##### Stored data #####

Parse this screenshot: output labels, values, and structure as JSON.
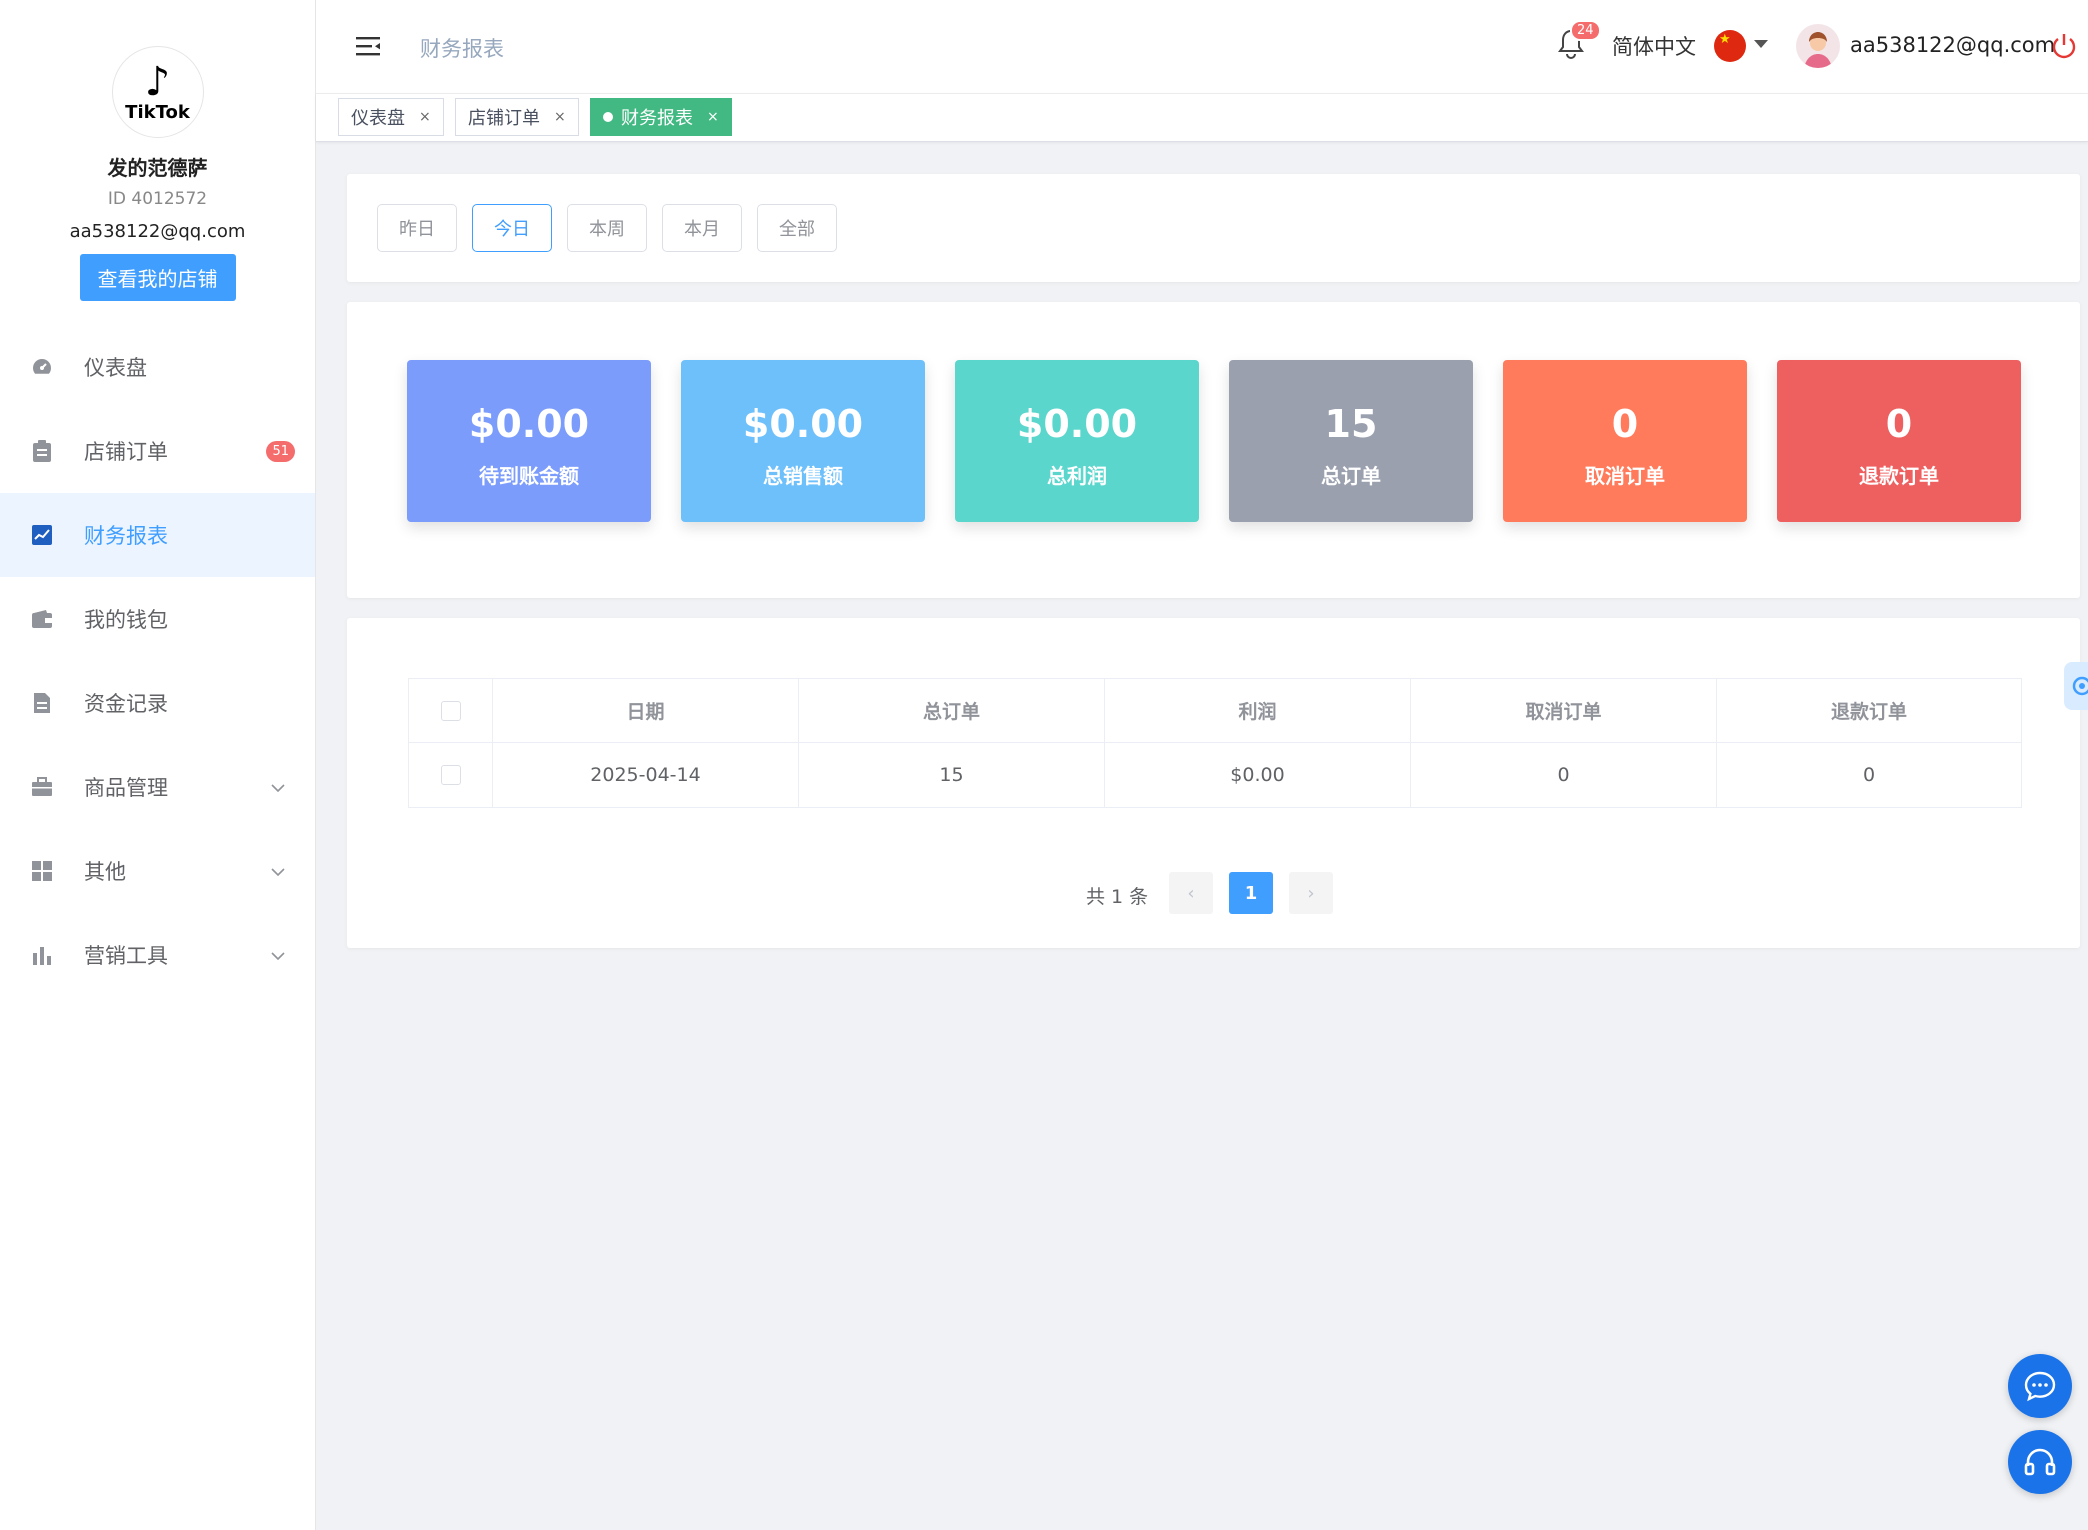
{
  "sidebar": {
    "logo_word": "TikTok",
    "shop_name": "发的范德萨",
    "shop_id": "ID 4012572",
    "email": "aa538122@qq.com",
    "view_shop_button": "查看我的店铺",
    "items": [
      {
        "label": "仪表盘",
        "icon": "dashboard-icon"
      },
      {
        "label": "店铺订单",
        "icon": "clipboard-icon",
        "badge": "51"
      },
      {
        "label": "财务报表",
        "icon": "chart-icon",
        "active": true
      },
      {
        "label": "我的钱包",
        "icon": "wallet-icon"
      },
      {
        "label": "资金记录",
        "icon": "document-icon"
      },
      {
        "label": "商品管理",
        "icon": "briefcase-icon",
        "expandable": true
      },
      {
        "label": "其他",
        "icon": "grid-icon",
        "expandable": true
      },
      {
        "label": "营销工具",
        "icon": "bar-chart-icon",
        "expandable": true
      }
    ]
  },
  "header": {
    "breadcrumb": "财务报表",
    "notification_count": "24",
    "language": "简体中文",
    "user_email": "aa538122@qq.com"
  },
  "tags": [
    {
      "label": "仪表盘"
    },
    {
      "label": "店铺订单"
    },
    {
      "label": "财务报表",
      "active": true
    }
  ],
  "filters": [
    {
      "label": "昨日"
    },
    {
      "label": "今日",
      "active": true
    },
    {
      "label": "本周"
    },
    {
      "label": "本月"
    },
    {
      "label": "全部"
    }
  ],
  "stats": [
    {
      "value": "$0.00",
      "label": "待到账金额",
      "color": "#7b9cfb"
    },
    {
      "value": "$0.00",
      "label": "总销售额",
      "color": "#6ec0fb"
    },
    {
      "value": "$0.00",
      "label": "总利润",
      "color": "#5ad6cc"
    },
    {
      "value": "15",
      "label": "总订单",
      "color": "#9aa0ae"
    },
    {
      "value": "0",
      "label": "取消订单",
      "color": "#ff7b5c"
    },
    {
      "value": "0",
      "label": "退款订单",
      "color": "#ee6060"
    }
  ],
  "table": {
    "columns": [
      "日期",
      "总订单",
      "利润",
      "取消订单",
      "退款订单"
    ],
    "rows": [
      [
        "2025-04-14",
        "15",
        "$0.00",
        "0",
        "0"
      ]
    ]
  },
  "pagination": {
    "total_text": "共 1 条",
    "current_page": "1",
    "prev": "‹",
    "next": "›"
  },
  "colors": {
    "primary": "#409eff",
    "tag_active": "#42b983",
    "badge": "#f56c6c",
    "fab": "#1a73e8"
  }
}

#####

## Goal
Retype each entry precisely. Skip images entirely.

## Written solution
Parse this screenshot: output labels, values, and structure as JSON.
{
  "sidebar": {
    "logo_word": "TikTok",
    "shop_name": "发的范德萨",
    "shop_id": "ID 4012572",
    "email": "aa538122@qq.com",
    "view_shop_button": "查看我的店铺",
    "items": [
      {
        "label": "仪表盘",
        "icon": "dashboard-icon"
      },
      {
        "label": "店铺订单",
        "icon": "clipboard-icon",
        "badge": "51"
      },
      {
        "label": "财务报表",
        "icon": "chart-icon",
        "active": true
      },
      {
        "label": "我的钱包",
        "icon": "wallet-icon"
      },
      {
        "label": "资金记录",
        "icon": "document-icon"
      },
      {
        "label": "商品管理",
        "icon": "briefcase-icon",
        "expandable": true
      },
      {
        "label": "其他",
        "icon": "grid-icon",
        "expandable": true
      },
      {
        "label": "营销工具",
        "icon": "bar-chart-icon",
        "expandable": true
      }
    ]
  },
  "header": {
    "breadcrumb": "财务报表",
    "notification_count": "24",
    "language": "简体中文",
    "user_email": "aa538122@qq.com"
  },
  "tags": [
    {
      "label": "仪表盘"
    },
    {
      "label": "店铺订单"
    },
    {
      "label": "财务报表",
      "active": true
    }
  ],
  "filters": [
    {
      "label": "昨日"
    },
    {
      "label": "今日",
      "active": true
    },
    {
      "label": "本周"
    },
    {
      "label": "本月"
    },
    {
      "label": "全部"
    }
  ],
  "stats": [
    {
      "value": "$0.00",
      "label": "待到账金额",
      "color": "#7b9cfb"
    },
    {
      "value": "$0.00",
      "label": "总销售额",
      "color": "#6ec0fb"
    },
    {
      "value": "$0.00",
      "label": "总利润",
      "color": "#5ad6cc"
    },
    {
      "value": "15",
      "label": "总订单",
      "color": "#9aa0ae"
    },
    {
      "value": "0",
      "label": "取消订单",
      "color": "#ff7b5c"
    },
    {
      "value": "0",
      "label": "退款订单",
      "color": "#ee6060"
    }
  ],
  "table": {
    "columns": [
      "日期",
      "总订单",
      "利润",
      "取消订单",
      "退款订单"
    ],
    "rows": [
      [
        "2025-04-14",
        "15",
        "$0.00",
        "0",
        "0"
      ]
    ]
  },
  "pagination": {
    "total_text": "共 1 条",
    "current_page": "1",
    "prev": "‹",
    "next": "›"
  },
  "colors": {
    "primary": "#409eff",
    "tag_active": "#42b983",
    "badge": "#f56c6c",
    "fab": "#1a73e8"
  }
}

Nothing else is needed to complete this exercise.